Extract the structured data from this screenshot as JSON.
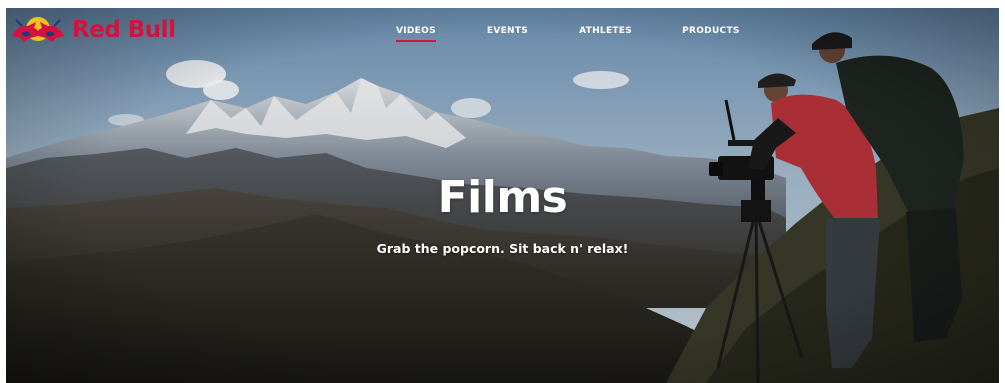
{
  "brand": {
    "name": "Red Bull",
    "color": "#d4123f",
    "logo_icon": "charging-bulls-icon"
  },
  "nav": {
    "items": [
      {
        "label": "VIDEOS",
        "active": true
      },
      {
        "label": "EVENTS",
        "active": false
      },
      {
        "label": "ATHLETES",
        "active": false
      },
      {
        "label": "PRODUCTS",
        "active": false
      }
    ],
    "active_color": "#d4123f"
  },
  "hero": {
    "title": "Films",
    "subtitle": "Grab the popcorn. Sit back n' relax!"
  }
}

■ Direction: From the entries above, copy every line that holds the word "label".

■ Solution to the problem:
        "label": "VIDEOS",
        "label": "EVENTS",
        "label": "ATHLETES",
        "label": "PRODUCTS",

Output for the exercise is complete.